Given request:
Go through the listing and pick out each line with the word "وعلى" in it.

Dataset extract:
## start

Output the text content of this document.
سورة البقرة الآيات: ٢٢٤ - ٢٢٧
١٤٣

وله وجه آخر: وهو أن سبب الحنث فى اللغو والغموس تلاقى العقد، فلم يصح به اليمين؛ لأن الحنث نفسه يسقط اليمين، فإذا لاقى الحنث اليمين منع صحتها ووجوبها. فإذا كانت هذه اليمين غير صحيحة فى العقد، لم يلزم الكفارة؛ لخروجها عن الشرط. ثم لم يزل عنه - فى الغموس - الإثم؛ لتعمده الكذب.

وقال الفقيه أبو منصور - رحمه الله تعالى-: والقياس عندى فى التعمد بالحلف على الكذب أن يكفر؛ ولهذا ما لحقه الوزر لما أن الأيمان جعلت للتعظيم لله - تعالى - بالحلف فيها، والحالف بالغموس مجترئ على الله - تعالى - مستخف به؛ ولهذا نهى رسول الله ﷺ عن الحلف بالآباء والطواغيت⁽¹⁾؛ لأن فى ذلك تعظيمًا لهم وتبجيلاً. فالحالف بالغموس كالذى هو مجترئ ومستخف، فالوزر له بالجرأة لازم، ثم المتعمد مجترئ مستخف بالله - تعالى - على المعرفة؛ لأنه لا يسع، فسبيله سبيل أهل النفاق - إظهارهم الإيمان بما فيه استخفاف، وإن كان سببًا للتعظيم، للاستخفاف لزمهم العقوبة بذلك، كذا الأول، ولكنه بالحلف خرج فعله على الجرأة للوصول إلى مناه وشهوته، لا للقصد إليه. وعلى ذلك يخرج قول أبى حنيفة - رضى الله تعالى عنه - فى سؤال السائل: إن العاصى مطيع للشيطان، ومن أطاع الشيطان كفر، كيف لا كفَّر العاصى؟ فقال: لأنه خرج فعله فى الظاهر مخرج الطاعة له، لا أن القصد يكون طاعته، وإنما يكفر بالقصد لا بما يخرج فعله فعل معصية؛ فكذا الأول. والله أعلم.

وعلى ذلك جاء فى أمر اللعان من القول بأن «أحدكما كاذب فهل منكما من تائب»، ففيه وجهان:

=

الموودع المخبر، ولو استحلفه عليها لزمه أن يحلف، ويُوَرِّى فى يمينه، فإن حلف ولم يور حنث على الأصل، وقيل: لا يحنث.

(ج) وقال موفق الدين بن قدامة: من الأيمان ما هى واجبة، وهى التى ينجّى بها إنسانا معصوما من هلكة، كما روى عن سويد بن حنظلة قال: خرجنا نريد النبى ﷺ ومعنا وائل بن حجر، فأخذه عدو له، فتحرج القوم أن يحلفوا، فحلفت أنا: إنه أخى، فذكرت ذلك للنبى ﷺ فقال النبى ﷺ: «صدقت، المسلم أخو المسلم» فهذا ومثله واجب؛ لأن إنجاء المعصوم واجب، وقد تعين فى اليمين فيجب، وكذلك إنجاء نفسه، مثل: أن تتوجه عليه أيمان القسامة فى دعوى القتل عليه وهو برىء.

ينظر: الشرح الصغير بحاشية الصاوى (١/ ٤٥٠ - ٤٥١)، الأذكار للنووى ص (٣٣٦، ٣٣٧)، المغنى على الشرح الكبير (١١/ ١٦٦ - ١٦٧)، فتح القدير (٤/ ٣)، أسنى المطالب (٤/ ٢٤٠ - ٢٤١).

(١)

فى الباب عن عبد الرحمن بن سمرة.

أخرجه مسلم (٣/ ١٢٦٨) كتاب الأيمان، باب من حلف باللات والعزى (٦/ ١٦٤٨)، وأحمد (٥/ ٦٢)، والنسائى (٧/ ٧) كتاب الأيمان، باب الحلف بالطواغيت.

## end

The reply:
وقال الفقيه أبو منصور - رحمه الله تعالى-: والقياس عندى فى التعمد بالحلف على الكذب أن يكفر؛ ولهذا ما لحقه الوزر لما أن الأيمان جعلت للتعظيم لله - تعالى - بالحلف فيها، والحالف بالغموس مجترئ على الله - تعالى - مستخف به؛ ولهذا نهى رسول الله ﷺ عن الحلف بالآباء والطواغيت⁽¹⁾؛ لأن فى ذلك تعظيمًا لهم وتبجيلاً. فالحالف بالغموس كالذى هو مجترئ ومستخف، فالوزر له بالجرأة لازم، ثم المتعمد مجترئ مستخف بالله - تعالى - على المعرفة؛ لأنه لا يسع، فسبيله سبيل أهل النفاق - إظهارهم الإيمان بما فيه استخفاف، وإن كان سببًا للتعظيم، للاستخفاف لزمهم العقوبة بذلك، كذا الأول، ولكنه بالحلف خرج فعله على الجرأة للوصول إلى مناه وشهوته، لا للقصد إليه. وعلى ذلك يخرج قول أبى حنيفة - رضى الله تعالى عنه - فى سؤال السائل: إن العاصى مطيع للشيطان، ومن أطاع الشيطان كفر، كيف لا كفَّر العاصى؟ فقال: لأنه خرج فعله فى الظاهر مخرج الطاعة له، لا أن القصد يكون طاعته، وإنما يكفر بالقصد لا بما يخرج فعله فعل معصية؛ فكذا الأول. والله أعلم.
وعلى ذلك جاء فى أمر اللعان من القول بأن «أحدكما كاذب فهل منكما من تائب»، ففيه وجهان:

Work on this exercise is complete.